= Problem to work on =
Check each line of the listing for the string "Other", count the lines that have it, and answer with that number only.

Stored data
╭──
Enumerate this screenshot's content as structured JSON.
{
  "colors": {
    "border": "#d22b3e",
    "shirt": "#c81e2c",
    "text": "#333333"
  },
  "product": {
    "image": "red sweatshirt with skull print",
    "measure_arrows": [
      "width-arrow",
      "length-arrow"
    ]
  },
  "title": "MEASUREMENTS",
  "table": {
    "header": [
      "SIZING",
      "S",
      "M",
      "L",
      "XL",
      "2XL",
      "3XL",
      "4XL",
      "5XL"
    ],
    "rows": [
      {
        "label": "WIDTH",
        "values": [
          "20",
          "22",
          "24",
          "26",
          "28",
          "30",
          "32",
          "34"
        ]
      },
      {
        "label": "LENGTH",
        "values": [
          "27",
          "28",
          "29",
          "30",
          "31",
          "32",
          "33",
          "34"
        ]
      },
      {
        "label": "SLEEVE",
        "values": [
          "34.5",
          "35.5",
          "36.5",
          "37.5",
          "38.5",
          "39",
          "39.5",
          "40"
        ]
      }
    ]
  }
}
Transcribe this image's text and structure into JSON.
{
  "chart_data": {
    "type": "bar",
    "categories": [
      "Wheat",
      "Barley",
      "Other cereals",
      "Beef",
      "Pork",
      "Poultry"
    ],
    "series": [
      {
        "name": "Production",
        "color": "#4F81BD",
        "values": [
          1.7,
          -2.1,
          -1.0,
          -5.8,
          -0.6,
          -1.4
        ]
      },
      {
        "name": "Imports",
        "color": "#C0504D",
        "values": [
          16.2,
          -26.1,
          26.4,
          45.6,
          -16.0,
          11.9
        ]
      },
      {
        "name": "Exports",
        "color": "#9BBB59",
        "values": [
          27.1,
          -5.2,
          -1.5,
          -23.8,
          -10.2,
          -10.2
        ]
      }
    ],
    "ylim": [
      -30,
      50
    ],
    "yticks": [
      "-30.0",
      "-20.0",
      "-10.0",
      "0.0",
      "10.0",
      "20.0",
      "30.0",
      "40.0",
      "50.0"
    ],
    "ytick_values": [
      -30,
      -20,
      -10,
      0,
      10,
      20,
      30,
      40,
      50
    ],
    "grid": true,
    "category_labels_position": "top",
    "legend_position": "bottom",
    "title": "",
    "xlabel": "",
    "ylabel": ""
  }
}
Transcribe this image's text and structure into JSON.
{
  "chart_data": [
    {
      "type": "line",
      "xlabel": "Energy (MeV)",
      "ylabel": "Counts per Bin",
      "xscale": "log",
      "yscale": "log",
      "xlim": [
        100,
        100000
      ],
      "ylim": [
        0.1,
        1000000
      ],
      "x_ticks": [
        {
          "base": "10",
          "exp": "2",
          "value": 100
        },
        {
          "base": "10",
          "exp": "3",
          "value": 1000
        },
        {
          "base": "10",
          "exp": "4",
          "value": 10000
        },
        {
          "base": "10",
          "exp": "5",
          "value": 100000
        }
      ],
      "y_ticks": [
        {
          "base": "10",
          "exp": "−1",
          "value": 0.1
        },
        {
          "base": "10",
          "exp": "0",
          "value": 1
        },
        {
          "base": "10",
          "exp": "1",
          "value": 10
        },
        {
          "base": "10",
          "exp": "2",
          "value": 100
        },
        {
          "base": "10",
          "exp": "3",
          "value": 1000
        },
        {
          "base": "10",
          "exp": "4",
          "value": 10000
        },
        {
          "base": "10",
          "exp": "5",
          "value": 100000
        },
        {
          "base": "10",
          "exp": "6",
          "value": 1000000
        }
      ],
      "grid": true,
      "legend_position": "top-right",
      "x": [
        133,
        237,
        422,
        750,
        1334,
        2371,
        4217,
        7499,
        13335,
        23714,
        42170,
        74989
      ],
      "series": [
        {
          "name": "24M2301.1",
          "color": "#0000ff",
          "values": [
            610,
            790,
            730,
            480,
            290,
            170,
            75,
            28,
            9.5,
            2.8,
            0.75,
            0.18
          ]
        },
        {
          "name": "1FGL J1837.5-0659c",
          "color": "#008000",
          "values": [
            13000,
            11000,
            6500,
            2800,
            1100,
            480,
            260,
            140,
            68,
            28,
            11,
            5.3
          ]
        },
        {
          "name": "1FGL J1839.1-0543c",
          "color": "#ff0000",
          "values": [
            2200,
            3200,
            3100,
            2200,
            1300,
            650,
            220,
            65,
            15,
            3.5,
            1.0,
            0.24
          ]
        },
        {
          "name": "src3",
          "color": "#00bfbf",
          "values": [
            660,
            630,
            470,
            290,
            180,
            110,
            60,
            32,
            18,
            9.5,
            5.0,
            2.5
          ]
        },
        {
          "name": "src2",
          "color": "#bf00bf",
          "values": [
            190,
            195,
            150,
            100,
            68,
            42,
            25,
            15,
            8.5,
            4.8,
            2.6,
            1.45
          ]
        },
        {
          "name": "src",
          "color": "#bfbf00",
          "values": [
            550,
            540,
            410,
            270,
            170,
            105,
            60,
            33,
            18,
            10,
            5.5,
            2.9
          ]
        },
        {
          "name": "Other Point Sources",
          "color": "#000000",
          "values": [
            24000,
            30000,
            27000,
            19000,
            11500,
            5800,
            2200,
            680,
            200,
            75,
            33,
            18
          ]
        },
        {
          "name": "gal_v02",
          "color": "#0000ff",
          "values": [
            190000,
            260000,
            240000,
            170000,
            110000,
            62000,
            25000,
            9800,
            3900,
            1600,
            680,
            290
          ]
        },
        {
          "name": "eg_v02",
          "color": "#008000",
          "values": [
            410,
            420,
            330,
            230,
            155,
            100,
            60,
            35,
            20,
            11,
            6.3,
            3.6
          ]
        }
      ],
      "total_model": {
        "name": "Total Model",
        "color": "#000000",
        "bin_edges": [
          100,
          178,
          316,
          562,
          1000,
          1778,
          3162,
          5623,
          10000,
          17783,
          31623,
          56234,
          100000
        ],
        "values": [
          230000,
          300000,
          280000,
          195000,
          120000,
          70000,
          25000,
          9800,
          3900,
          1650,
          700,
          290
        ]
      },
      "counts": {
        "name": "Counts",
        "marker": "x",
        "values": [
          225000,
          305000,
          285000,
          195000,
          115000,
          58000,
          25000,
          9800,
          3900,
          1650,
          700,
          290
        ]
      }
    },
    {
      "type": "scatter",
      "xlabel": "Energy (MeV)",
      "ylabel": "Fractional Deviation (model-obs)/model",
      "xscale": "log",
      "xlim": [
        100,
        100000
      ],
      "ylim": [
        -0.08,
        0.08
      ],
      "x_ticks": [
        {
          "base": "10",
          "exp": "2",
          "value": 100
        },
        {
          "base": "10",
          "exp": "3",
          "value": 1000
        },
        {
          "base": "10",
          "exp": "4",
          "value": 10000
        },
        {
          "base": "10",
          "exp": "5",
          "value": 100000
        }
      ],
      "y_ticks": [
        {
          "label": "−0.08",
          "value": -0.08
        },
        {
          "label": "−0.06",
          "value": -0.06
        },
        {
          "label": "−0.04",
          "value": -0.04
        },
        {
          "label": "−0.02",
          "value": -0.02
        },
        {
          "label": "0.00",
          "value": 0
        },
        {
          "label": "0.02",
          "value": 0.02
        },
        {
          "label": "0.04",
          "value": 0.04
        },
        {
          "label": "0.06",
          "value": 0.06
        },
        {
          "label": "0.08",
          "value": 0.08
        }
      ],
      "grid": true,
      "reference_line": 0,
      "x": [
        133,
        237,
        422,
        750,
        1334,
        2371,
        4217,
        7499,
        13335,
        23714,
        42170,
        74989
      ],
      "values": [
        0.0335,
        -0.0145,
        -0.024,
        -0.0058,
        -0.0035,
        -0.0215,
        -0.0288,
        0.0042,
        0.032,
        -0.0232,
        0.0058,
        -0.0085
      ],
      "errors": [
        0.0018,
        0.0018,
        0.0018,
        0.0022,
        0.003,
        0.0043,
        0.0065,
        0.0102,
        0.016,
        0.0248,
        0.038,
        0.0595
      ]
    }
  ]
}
╰──
= Answer =
2